Violão de Cego Aderaldo é furtado em Quixadá

Quixadá. Herdeiros de um personagem histórico da cultura popular, Aderaldo Ferreira de Araújo, mais conhecido como Cego Aderaldo, estão a procura de uma das mais importantes peças do seu acervo, um violão com mais de 100 anos, segundo a nora do poeta e repentista, Maria Nair Brito. O instrumento musical desapareceu da casa de Cego Aderaldo, em Quixadá.

Ela registrou Boletim de Ocorrência (B.O) na última segunda-feira (22) relatando o fato. O violão foi fabricado pela Violões Vianenses, uma indústria de Gramado, no Rio Grande do Sul. "Por ser uma peça tão velha tem apenas valor histórico e sentimental", frisou a herdeira.

### [Dados registrados]
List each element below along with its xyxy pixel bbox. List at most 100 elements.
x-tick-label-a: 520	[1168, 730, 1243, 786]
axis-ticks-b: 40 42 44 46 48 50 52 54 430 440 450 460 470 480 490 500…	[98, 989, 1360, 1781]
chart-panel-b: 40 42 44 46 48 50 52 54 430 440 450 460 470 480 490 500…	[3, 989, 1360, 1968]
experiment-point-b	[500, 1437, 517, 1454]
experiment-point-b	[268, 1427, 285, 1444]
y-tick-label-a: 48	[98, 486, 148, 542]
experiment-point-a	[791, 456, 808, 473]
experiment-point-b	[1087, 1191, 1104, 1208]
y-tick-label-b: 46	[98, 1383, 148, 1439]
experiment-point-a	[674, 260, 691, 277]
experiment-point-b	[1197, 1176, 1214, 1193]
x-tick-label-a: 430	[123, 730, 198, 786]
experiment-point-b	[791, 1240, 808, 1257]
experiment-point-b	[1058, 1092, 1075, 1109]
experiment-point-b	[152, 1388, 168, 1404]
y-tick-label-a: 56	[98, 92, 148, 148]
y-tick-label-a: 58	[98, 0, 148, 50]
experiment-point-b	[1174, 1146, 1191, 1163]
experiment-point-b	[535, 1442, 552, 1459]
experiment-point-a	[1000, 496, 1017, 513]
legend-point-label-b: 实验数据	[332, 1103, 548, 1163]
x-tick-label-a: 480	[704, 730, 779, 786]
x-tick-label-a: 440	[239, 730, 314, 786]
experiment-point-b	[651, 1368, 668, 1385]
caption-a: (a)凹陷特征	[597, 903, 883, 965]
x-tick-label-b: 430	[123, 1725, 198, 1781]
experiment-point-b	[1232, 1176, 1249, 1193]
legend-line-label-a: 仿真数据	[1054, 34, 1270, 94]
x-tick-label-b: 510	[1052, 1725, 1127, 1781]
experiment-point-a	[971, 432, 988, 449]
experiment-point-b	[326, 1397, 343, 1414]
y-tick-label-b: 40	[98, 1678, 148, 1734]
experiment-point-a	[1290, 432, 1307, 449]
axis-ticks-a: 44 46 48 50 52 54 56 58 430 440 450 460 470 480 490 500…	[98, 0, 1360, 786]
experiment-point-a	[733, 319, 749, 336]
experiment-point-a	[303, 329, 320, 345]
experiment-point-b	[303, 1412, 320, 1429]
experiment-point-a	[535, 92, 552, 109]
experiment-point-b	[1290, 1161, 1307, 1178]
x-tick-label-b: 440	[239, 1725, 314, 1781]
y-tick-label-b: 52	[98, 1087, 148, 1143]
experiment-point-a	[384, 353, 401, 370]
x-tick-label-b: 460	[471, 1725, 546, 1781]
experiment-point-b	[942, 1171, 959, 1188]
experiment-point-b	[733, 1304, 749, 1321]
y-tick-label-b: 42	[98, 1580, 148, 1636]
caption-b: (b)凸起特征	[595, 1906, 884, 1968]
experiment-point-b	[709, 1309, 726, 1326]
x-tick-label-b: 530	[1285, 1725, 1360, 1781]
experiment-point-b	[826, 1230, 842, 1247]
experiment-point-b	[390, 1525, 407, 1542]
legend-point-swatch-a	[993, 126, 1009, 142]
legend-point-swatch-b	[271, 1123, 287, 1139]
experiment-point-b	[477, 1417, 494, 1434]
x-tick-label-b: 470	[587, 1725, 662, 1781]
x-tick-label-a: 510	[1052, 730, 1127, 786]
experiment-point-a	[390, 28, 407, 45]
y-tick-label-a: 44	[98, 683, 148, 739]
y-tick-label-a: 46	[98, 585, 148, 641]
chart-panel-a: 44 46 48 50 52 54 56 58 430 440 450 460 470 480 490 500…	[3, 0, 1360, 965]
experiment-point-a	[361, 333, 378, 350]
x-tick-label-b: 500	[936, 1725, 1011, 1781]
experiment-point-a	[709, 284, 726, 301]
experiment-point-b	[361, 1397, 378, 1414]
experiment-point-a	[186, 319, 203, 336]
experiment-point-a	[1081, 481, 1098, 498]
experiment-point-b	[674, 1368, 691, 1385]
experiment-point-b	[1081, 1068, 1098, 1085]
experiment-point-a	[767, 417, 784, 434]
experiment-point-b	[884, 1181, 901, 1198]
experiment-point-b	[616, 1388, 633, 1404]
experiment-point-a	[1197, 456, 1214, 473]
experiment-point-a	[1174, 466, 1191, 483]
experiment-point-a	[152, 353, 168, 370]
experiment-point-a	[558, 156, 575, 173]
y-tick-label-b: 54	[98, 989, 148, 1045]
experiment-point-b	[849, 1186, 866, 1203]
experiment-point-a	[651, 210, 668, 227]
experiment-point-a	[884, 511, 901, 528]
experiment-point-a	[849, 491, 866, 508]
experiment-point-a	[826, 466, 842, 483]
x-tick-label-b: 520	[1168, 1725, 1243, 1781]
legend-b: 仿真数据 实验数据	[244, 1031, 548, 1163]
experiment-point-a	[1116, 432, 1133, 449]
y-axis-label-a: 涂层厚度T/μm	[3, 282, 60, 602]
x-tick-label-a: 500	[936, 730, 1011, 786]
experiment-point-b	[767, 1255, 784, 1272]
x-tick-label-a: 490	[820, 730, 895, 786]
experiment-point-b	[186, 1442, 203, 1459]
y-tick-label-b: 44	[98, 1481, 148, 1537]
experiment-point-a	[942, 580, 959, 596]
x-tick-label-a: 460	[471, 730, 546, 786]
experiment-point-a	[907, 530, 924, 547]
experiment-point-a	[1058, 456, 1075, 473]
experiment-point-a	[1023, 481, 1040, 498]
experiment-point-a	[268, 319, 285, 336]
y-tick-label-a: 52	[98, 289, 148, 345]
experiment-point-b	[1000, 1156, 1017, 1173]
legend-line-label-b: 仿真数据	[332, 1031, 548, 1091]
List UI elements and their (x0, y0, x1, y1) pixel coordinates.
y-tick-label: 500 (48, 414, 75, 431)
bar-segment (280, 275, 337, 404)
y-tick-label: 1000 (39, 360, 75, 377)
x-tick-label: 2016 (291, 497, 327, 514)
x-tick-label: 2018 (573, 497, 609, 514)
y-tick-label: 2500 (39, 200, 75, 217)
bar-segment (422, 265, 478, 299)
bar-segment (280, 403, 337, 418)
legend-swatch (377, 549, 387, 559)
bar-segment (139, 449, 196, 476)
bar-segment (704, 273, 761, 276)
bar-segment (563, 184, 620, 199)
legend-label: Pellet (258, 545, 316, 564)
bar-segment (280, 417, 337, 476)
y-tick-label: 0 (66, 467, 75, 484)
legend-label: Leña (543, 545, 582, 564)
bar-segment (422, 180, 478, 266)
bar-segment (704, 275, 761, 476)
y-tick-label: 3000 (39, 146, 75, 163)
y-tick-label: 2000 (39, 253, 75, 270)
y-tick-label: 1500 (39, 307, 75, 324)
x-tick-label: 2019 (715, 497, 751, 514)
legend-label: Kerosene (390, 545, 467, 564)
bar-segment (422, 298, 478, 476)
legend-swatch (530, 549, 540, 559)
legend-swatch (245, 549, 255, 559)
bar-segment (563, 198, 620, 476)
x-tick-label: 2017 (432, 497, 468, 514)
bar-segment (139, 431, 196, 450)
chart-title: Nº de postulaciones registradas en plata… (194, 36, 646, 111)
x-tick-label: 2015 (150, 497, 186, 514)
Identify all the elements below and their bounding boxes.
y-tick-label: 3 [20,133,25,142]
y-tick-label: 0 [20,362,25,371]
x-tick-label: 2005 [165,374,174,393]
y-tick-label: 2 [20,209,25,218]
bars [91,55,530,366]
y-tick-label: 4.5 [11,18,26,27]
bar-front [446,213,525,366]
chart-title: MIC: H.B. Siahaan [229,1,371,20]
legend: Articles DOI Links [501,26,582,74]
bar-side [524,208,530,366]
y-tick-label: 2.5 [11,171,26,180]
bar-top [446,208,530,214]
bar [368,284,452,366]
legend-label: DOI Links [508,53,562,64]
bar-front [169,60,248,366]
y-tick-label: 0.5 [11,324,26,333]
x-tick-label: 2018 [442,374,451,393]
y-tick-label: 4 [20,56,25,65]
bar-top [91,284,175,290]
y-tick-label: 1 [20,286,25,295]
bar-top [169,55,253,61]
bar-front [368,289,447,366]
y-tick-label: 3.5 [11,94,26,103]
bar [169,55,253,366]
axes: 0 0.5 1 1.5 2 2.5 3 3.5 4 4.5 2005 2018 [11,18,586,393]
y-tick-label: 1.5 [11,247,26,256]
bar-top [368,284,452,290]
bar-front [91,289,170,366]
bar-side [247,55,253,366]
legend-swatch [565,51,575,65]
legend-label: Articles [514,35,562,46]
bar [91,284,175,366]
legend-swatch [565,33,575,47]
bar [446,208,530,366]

### [Requisitos das tarefas]
1/ As afirmações a seguir estão de acordo com a notícia sobre o violão de Cego Aderaldo? Responda sim ou não a cada uma e cite, sem alterações, as palavras da notícia que decidem a questão. (a) O violão foi fabricado no Rio Grande do Sul. (b) O boletim de ocorrência foi registrado na última sexta-feira. (c) Segundo a herdeira, o violão tem grande valor comercial.
2/ Extraia da notícia sobre o violão de Cego Aderaldo, sem mudar nada, o trecho que começa nas palavras "Ela registrou Boletim" e termina depois de "frisou a herdeira.".
3/ Como fica em inglês esta frase da notícia sobre o violão de Cego Aderaldo: "O instrumento musical desapareceu da casa de Cego Aderaldo, em Quixadá."?

### [Respostas]
1/
(a) Sim: "O violão foi fabricado pela Violões Vianenses, uma indústria de Gramado, no Rio Grande do Sul."
(b) Não: "Ela registrou Boletim de Ocorrência (B.O) na última segunda-feira (22)"
(c) Não: "Por ser uma peça tão velha tem apenas valor histórico e sentimental"

2/
Ela registrou Boletim de Ocorrência (B.O) na última segunda-feira (22) relatando o fato. O violão foi fabricado pela Violões Vianenses, uma indústria de Gramado, no Rio Grande do Sul. "Por ser uma peça tão velha tem apenas valor histórico e sentimental", frisou a herdeira.

3/ The musical instrument disappeared from Cego Aderaldo's house in Quixadá.